Exercise goal:
Each line containing the word "values" needs to be copied.

* Start Stored records *

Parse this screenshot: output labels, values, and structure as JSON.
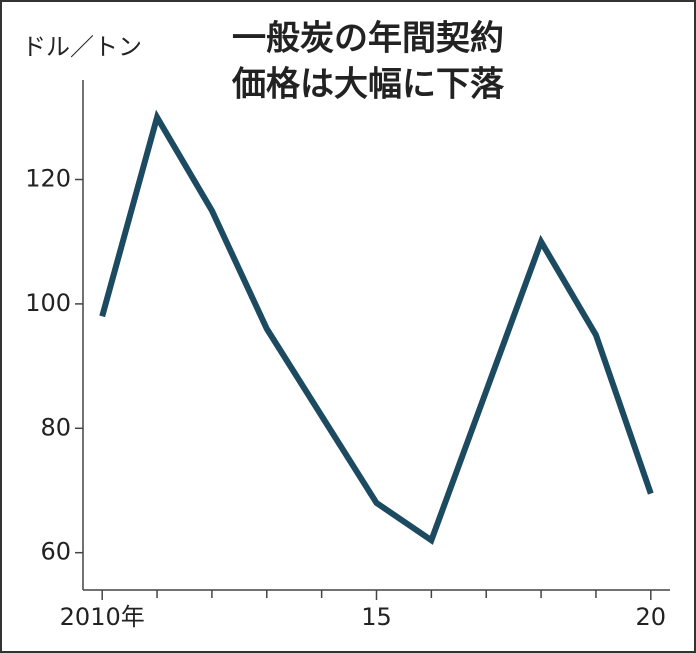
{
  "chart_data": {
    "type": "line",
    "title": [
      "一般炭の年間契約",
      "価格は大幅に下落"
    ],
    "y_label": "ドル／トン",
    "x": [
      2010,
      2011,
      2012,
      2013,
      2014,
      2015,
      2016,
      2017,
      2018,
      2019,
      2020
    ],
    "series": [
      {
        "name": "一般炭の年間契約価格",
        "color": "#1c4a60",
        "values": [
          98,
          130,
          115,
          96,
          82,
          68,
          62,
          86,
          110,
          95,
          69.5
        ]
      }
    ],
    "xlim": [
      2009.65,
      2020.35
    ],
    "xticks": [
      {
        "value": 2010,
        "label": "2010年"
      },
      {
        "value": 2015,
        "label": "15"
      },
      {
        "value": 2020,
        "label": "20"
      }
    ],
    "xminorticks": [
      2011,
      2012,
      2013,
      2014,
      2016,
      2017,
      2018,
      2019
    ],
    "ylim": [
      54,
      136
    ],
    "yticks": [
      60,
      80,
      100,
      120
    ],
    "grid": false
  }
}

* End Stored records *

Response to this exercise:
Parse this screenshot: output labels, values, and structure as JSON.
        "values": [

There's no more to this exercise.